- [Directive]
Keep only the lines where "JSON" appears.

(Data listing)
────────────────────────────────────────

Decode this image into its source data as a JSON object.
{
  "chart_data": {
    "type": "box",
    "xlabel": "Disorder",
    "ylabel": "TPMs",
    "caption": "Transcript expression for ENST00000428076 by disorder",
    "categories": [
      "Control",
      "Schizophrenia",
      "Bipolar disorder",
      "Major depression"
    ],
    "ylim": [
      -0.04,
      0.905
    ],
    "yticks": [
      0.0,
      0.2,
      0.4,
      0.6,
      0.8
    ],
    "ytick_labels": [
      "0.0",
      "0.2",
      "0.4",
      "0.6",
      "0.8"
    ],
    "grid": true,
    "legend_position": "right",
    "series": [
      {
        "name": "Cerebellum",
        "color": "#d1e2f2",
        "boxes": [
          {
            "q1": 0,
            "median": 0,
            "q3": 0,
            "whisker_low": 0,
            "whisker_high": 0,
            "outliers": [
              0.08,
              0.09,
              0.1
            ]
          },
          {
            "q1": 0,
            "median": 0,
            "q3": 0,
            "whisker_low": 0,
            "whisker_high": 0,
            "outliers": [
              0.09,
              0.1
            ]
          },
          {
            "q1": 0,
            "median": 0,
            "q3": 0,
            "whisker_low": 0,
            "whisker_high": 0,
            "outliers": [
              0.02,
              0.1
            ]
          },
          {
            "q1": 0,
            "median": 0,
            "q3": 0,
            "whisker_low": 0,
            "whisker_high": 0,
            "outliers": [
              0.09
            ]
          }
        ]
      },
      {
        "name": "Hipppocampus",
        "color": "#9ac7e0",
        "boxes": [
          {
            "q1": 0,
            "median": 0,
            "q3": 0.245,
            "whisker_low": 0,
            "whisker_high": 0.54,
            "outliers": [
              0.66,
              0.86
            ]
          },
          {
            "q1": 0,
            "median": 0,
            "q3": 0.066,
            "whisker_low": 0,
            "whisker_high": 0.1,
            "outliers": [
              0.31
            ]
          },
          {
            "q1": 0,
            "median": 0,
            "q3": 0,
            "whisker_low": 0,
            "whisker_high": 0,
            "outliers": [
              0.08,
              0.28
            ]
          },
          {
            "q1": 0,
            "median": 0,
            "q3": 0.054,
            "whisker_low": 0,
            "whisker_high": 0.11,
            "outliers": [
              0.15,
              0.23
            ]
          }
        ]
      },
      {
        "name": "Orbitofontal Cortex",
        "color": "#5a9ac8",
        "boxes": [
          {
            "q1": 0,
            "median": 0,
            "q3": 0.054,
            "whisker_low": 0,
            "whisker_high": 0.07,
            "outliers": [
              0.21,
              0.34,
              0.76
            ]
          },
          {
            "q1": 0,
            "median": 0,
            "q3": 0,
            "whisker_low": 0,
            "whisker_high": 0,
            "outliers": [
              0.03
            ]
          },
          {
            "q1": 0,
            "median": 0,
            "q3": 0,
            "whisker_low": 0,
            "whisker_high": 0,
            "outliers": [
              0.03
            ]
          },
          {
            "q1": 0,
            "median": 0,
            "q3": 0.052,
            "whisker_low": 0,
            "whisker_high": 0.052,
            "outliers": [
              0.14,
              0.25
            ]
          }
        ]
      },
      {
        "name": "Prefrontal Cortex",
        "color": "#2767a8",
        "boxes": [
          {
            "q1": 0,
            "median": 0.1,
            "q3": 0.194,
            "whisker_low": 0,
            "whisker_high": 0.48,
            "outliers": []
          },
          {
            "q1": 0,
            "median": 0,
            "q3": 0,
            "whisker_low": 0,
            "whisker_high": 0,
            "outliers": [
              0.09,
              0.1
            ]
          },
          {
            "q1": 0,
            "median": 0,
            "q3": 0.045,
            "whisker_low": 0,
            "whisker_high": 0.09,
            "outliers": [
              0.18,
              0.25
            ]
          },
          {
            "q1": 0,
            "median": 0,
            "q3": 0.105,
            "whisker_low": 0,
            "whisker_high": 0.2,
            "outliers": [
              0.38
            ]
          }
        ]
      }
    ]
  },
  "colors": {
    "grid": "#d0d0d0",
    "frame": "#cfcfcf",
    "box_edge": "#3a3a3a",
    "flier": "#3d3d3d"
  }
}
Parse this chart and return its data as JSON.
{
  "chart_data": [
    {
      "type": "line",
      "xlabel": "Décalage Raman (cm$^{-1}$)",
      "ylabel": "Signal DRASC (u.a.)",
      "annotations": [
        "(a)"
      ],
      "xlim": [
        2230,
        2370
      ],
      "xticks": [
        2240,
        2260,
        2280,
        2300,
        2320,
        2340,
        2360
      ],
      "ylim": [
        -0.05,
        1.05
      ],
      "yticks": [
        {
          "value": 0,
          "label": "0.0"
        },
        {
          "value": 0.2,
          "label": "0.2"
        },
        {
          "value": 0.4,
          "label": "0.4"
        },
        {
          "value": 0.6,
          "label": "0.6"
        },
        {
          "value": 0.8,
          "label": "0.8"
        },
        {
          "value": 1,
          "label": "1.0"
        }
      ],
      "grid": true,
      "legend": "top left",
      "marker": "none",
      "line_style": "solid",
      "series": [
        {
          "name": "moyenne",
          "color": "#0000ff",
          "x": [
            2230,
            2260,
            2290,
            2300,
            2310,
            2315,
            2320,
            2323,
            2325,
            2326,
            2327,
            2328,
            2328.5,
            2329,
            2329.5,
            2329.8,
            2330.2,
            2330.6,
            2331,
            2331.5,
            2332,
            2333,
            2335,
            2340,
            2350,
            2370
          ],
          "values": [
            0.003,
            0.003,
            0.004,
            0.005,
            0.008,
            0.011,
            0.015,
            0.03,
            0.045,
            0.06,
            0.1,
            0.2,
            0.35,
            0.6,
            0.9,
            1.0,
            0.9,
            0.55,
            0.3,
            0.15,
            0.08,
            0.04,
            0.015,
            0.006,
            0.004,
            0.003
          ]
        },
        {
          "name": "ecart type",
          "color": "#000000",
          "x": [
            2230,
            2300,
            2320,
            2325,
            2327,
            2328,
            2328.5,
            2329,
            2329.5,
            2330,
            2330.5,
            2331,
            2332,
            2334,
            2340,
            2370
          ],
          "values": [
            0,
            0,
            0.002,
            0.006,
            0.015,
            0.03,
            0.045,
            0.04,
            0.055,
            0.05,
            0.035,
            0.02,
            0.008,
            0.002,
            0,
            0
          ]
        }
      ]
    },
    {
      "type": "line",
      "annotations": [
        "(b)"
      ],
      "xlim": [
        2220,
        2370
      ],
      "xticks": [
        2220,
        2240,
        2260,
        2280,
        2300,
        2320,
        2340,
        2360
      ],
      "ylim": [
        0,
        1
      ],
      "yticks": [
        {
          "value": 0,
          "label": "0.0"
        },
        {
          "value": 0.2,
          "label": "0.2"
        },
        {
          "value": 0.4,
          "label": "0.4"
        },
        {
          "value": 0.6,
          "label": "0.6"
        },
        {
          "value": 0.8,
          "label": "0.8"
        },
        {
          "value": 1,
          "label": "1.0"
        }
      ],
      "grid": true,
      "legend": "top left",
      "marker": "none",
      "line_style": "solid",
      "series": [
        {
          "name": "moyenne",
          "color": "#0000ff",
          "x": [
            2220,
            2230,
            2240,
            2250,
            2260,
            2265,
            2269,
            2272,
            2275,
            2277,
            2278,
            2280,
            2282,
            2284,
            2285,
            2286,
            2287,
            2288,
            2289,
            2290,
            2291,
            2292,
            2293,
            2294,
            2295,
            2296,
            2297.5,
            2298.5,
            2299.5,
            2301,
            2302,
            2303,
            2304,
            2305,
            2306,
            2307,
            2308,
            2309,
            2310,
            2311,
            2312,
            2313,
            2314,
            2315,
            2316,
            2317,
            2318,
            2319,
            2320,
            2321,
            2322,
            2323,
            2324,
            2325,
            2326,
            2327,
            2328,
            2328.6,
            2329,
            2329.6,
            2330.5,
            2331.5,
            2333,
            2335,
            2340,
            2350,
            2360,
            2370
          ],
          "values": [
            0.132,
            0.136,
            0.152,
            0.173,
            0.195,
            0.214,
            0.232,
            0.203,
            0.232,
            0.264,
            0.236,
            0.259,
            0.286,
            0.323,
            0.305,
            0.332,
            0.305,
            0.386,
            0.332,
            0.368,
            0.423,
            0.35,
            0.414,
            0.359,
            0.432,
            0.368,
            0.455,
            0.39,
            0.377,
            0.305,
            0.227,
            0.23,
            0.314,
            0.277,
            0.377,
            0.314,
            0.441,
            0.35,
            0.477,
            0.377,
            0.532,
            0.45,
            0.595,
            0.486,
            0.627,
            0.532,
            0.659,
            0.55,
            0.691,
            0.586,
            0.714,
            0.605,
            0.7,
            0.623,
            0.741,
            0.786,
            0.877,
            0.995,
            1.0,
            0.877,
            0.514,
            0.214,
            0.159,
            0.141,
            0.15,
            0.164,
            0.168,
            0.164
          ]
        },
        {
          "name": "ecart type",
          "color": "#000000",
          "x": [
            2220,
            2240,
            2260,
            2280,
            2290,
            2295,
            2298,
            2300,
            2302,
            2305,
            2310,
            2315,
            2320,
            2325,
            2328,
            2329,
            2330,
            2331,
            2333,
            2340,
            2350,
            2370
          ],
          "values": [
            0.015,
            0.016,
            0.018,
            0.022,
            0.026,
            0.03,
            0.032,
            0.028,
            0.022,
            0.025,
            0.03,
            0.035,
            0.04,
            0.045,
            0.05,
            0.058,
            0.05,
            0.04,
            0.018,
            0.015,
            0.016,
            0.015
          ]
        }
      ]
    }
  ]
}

────────────────────────────────────────

- [The solution]
Decode this image into its source data as a JSON object.
Parse this chart and return its data as JSON.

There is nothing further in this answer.